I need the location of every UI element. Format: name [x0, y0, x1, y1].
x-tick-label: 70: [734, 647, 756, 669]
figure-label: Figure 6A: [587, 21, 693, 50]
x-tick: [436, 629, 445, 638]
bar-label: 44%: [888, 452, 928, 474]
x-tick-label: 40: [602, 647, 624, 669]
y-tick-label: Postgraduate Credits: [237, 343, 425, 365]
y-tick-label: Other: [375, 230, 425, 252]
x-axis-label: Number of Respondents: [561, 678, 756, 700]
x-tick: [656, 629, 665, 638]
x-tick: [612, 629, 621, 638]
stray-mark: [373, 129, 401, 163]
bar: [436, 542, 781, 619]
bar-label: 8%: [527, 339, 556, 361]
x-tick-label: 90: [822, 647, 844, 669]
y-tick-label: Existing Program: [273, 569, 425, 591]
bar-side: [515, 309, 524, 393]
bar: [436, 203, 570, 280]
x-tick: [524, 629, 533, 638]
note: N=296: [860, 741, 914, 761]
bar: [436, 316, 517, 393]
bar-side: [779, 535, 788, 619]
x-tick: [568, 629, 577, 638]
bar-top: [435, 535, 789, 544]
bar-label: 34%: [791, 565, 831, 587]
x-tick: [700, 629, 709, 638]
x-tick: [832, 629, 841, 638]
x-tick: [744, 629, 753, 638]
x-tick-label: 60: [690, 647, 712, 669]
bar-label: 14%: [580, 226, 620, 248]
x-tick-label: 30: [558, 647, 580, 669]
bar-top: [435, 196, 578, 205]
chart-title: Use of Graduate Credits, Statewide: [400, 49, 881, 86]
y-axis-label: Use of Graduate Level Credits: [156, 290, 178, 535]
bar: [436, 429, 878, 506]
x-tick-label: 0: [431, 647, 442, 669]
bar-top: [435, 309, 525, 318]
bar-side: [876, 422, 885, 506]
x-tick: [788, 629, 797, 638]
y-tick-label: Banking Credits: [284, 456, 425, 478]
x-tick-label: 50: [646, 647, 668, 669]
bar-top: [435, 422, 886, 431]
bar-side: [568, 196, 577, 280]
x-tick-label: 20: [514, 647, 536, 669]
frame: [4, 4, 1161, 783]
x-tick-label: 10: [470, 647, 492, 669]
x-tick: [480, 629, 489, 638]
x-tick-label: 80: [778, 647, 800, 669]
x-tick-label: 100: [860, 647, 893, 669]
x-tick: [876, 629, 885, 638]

> TASK STATEMENT
Render the lines above as a JSON list of strings, one string per line and no blank lines. Start with the first line and end with the line containing "y-tick-label: Other: [375, 230, 425, 252]", including both.

> TASK RESPONSE
[
  "I need the location of every UI element. Format: name [x0, y0, x1, y1].",
  "x-tick-label: 70: [734, 647, 756, 669]",
  "figure-label: Figure 6A: [587, 21, 693, 50]",
  "x-tick: [436, 629, 445, 638]",
  "bar-label: 44%: [888, 452, 928, 474]",
  "x-tick-label: 40: [602, 647, 624, 669]",
  "y-tick-label: Postgraduate Credits: [237, 343, 425, 365]",
  "y-tick-label: Other: [375, 230, 425, 252]"
]